Below are some records; give them all again exactly, but not the pictures.

Data records
= = =
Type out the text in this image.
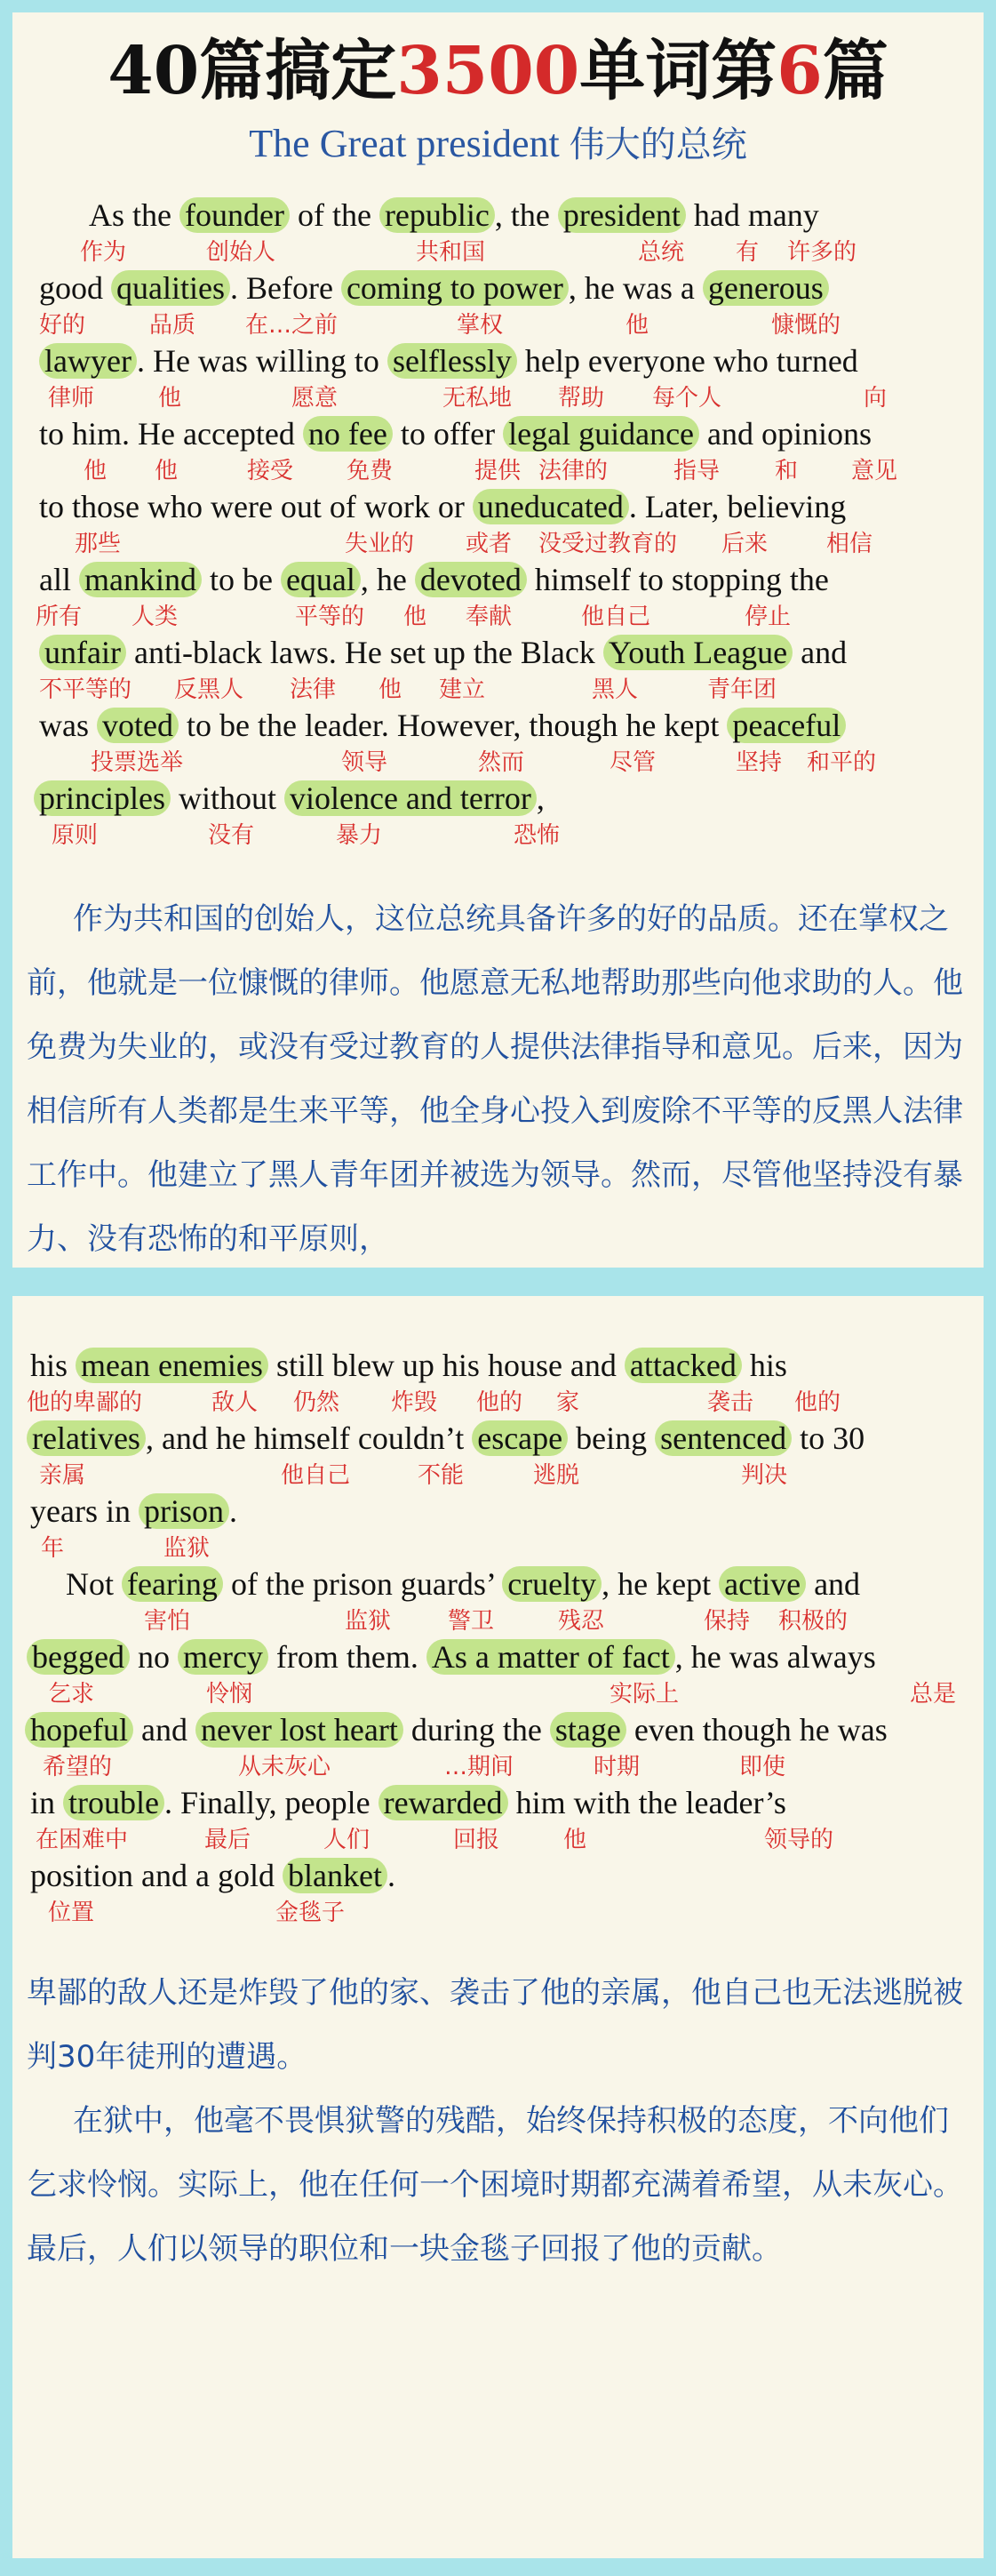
40篇搞定3500单词第6篇
The Great president 伟大的总统
As the founder of the republic , the president had many
作为	创始人	共和国	总统 有 许多的
good qualities . Before coming to power , he was a generous
好的	品质 在…之前	掌权	他	慷慨的
lawyer . He was willing to selflessly help everyone who turned
律师	他	愿意	无私地 帮助 每个人	向
to him. He accepted no fee to offer legal guidance and opinions
他 他	接受 免费	提供 法律的	指导 和 意见
to those who were out of work or uneducated . Later, believing
那些	失业的 或者 没受过教育的 后来	相信
all mankind to be equal , he devoted himself to stopping the
所有 人类	平等的 他 奉献	他自己	停止
unfair anti-black laws. He set up the Black Youth League and
不平等的 反黑人 法律 他 建立	黑人	青年团
was voted to be the leader. However, though he kept peaceful
投票选举	领导	然而	尽管	坚持 和平的
principles without violence and terror ,
原则	没有	暴力	恐怖

作为共和国的创始人，这位总统具备许多的好的品质。还在掌权之前，他就是一位慷慨的律师。他愿意无私地帮助那些向他求助的人。他免费为失业的，或没有受过教育的人提供法律指导和意见。后来，因为相信所有人类都是生来平等，他全身心投入到废除不平等的反黑人法律工作中。他建立了黑人青年团并被选为领导。然而，尽管他坚持没有暴力、没有恐怖的和平原则，

his mean enemies still blew up his house and attacked his
他的卑鄙的	敌人 仍然 炸毁 他的 家	袭击 他的
relatives , and he himself couldn’t escape being sentenced to 30
亲属	他自己	不能	逃脱	判决
years in prison .
年	监狱
Not fearing of the prison guards’ cruelty , he kept active and
害怕	监狱 警卫	残忍	保持 积极的
begged no mercy from them. As a matter of fact , he was always
乞求	怜悯	实际上	总是
hopeful and never lost heart during the stage even though he was
希望的	从未灰心	…期间	时期	即使
in trouble . Finally, people rewarded him with the leader’s
在困难中	最后	人们	回报	他	领导的
position and a gold blanket .
位置	金毯子

卑鄙的敌人还是炸毁了他的家、袭击了他的亲属，他自己也无法逃脱被判30年徒刑的遭遇。

在狱中，他毫不畏惧狱警的残酷，始终保持积极的态度，不向他们乞求怜悯。实际上，他在任何一个困境时期都充满着希望，从未灰心。最后，人们以领导的职位和一块金毯子回报了他的贡献。
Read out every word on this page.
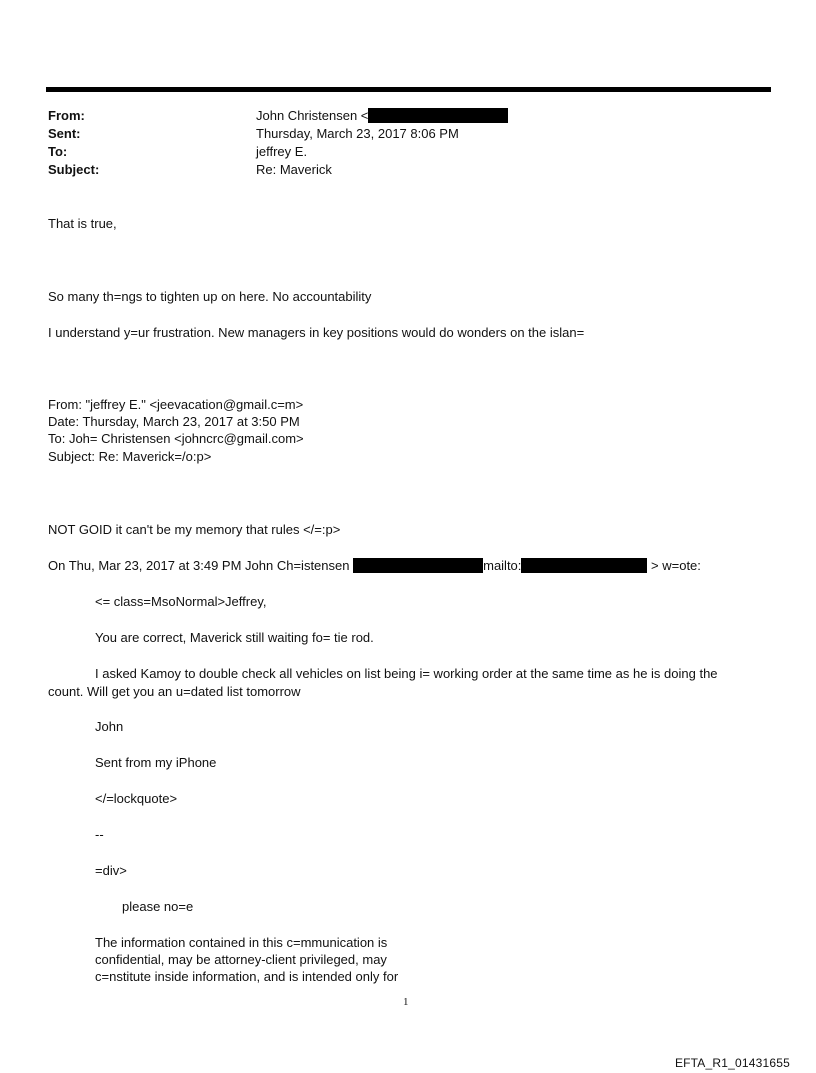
From:	John Christensen <
Sent:	Thursday, March 23, 2017 8:06 PM
To:	jeffrey E.
Subject:	Re: Maverick
That is true,
So many th=ngs to tighten up on here. No accountability
I understand y=ur frustration. New managers in key positions would do wonders on the islan=
From: "jeffrey E." <jeevacation@gmail.c=m>
Date: Thursday, March 23, 2017 at 3:50 PM
To: Joh= Christensen <johncrc@gmail.com>
Subject: Re: Maverick=/o:p>
NOT GOID it can't be my memory that rules </=:p>
On Thu, Mar 23, 2017 at 3:49 PM John Ch=istensen	mailto:	> w=ote:
<= class=MsoNormal>Jeffrey,
You are correct, Maverick still waiting fo= tie rod.
I asked Kamoy to double check all vehicles on list being i= working order at the same time as he is doing the
count. Will get you an u=dated list tomorrow
John
Sent from my iPhone
</=lockquote>
--
=div>
please no=e
The information contained in this c=mmunication is
confidential, may be attorney-client privileged, may
c=nstitute inside information, and is intended only for
1
EFTA_R1_01431655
= = =
◆ Written answer ◆
Type out the text in this image.
40篇搞定3500单词第6篇
The Great president 伟大的总统
As the founder of the republic , the president had many
作为	创始人	共和国	总统 有 许多的
good qualities . Before coming to power , he was a generous
好的	品质 在…之前	掌权	他	慷慨的
lawyer . He was willing to selflessly help everyone who turned
律师	他	愿意	无私地 帮助 每个人	向
to him. He accepted no fee to offer legal guidance and opinions
他 他	接受 免费	提供 法律的	指导 和 意见
to those who were out of work or uneducated . Later, believing
那些	失业的 或者 没受过教育的 后来	相信
all mankind to be equal , he devoted himself to stopping the
所有 人类	平等的 他 奉献	他自己	停止
unfair anti-black laws. He set up the Black Youth League and
不平等的 反黑人 法律 他 建立	黑人	青年团
was voted to be the leader. However, though he kept peaceful
投票选举	领导	然而	尽管	坚持 和平的
principles without violence and terror ,
原则	没有	暴力	恐怖

作为共和国的创始人，这位总统具备许多的好的品质。还在掌权之前，他就是一位慷慨的律师。他愿意无私地帮助那些向他求助的人。他免费为失业的，或没有受过教育的人提供法律指导和意见。后来，因为相信所有人类都是生来平等，他全身心投入到废除不平等的反黑人法律工作中。他建立了黑人青年团并被选为领导。然而，尽管他坚持没有暴力、没有恐怖的和平原则，

his mean enemies still blew up his house and attacked his
他的卑鄙的	敌人 仍然 炸毁 他的 家	袭击 他的
relatives , and he himself couldn’t escape being sentenced to 30
亲属	他自己	不能	逃脱	判决
years in prison .
年	监狱
Not fearing of the prison guards’ cruelty , he kept active and
害怕	监狱 警卫	残忍	保持 积极的
begged no mercy from them. As a matter of fact , he was always
乞求	怜悯	实际上	总是
hopeful and never lost heart during the stage even though he was
希望的	从未灰心	…期间	时期	即使
in trouble . Finally, people rewarded him with the leader’s
在困难中	最后	人们	回报	他	领导的
position and a gold blanket .
位置	金毯子

卑鄙的敌人还是炸毁了他的家、袭击了他的亲属，他自己也无法逃脱被判30年徒刑的遭遇。

在狱中，他毫不畏惧狱警的残酷，始终保持积极的态度，不向他们乞求怜悯。实际上，他在任何一个困境时期都充满着希望，从未灰心。最后，人们以领导的职位和一块金毯子回报了他的贡献。
Read out every word on this page.
From:	John Christensen <
Sent:	Thursday, March 23, 2017 8:06 PM
To:	jeffrey E.
Subject:	Re: Maverick
That is true,
So many th=ngs to tighten up on here. No accountability
I understand y=ur frustration. New managers in key positions would do wonders on the islan=
From: "jeffrey E." <jeevacation@gmail.c=m>
Date: Thursday, March 23, 2017 at 3:50 PM
To: Joh= Christensen <johncrc@gmail.com>
Subject: Re: Maverick=/o:p>
NOT GOID it can't be my memory that rules </=:p>
On Thu, Mar 23, 2017 at 3:49 PM John Ch=istensen	mailto:	> w=ote:
<= class=MsoNormal>Jeffrey,
You are correct, Maverick still waiting fo= tie rod.
I asked Kamoy to double check all vehicles on list being i= working order at the same time as he is doing the
count. Will get you an u=dated list tomorrow
John
Sent from my iPhone
</=lockquote>
--
=div>
please no=e
The information contained in this c=mmunication is
confidential, may be attorney-client privileged, may
c=nstitute inside information, and is intended only for
1
EFTA_R1_01431655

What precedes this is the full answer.